+++ Text passage +++
[Vm-dev] Is it possible to suspend the garbage collector?

Tue Jan 12 16:39:07 UTC 2016

Hi John,

Thanks for the explanation.

As far as I understand, these settings won’t help in my particular case (I experimented with turning the bias on and off before allocating the ByteArray but didn’t see any influence). Still good to know about them.

I still have a few questions regarding garbage collection.

1. When I allocate a ByteArray, as Eliot suggested, like so:

Smalltalk vmParameterAt: 24 put: 150*1024*1024.
ByteArray new: 70*1024*1024.

then I see that the young space has grown a lot, as expected, and free space is low:

before allocation:
	memory	57,032,988 bytes
	old	44,259,392 bytes (77.60000000000001%)
	young	5,824 bytes (0.0%)
	used	44,265,216 bytes (77.60000000000001%)
	free	12,767,772 bytes (22.400000000000002%)

after allocation:
	memory	117,463,180 bytes
	old	39,666,076 bytes (33.800000000000004%)
	young	76,523,392 bytes (65.10000000000001%)
	used	116,189,468 bytes (98.9%)
	free	1,273,712 bytes (1.1%)

If I now force an incremental GC with #garbageCollectMost then then *nothing changes*, i.e. young space is still full and free space is low. What I would expect, since incremental GC, as I understand it, marks and sweeps young space, is that young space becomes small and free space becomes large (allocated memory of the ByteArray moves from young to free space):

after #garbageCollectMost:
	memory	117,463,180 bytes
	old	39,666,076 bytes (33.800000000000004%
	 young	75,339,048 bytes (64.10000000000001%)
	used	115,005,124 bytes (97.9%)
	free	2,458,056 bytes (2.1%)

Only once I do a full garbageCollect does the ByteArray get collected:
	memory	121,025,356 bytes
	old	39,703,404 bytes (32.800000000000004%)
	young	3,265,428 bytes (2.7%)
	used	42,968,832 bytes (35.5%)
	free	78,056,524 bytes (64.5%)

Why do I see this behaviour? In Cog I see the expected outcome (free space big, young space small) even without triggering an incremental GC manually.

2. There’s also still the question about where those 500ms disappear to (see last e-mail), which are unaccounted for in the MessageTally output.
+++
_Work to complete_:
• 1. Please copy the garbage collection message from "Tue Jan 12 16:39:07" to "regarding garbage collection.", swapping "ByteArray" for "WordArray".
• 2. Does the garbage collection message support each statement? Answer yes or no and quote the words that decide it. (a) Running #garbageCollectMost got the ByteArray collected. (b) The writer tried turning the bias on and off before allocating the ByteArray. (c) In Cog, the writer had to trigger an incremental GC manually to see free space become big.
Rely on the garbage collection message alone.
+++ Recorded data +++
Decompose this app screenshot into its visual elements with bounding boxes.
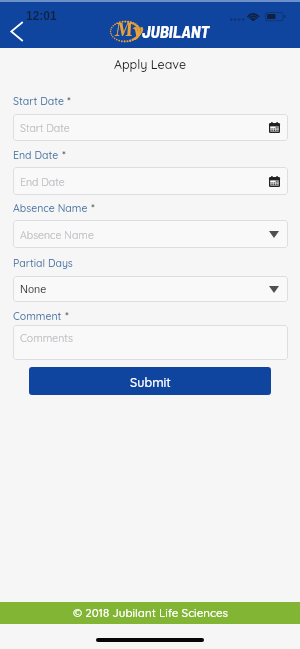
+++
+++ Recorded data +++
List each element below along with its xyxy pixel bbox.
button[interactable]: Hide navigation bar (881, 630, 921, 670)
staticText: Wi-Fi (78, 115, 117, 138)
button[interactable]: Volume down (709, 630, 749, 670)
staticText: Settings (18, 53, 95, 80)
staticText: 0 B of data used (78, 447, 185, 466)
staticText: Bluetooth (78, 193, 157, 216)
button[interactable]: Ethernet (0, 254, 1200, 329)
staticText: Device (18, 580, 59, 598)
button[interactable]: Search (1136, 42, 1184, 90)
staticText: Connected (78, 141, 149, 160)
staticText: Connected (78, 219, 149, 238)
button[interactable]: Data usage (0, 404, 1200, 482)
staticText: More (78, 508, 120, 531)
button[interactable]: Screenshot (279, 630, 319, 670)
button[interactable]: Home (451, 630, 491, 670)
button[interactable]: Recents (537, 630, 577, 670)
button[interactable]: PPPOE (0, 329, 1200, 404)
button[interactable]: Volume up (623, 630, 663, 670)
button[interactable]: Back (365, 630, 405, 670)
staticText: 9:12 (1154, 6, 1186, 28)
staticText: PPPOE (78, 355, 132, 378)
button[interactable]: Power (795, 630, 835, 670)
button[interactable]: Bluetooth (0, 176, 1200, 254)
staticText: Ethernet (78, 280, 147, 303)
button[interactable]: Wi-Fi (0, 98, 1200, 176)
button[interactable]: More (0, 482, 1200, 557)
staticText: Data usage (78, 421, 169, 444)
+++
_Results of the exercise_:
• 1.
Tue Jan 12 16:39:07 UTC 2016

Hi John,

Thanks for the explanation.

As far as I understand, these settings won’t help in my particular case (I experimented with turning the bias on and off before allocating the WordArray but didn’t see any influence). Still good to know about them.

I still have a few questions regarding garbage collection.

• 2.
(a) No: "Only once I do a full garbageCollect does the ByteArray get collected"
(b) Yes: "I experimented with turning the bias on and off before allocating the ByteArray"
(c) No: "In Cog I see the expected outcome (free space big, young space small) even without triggering an incremental GC manually."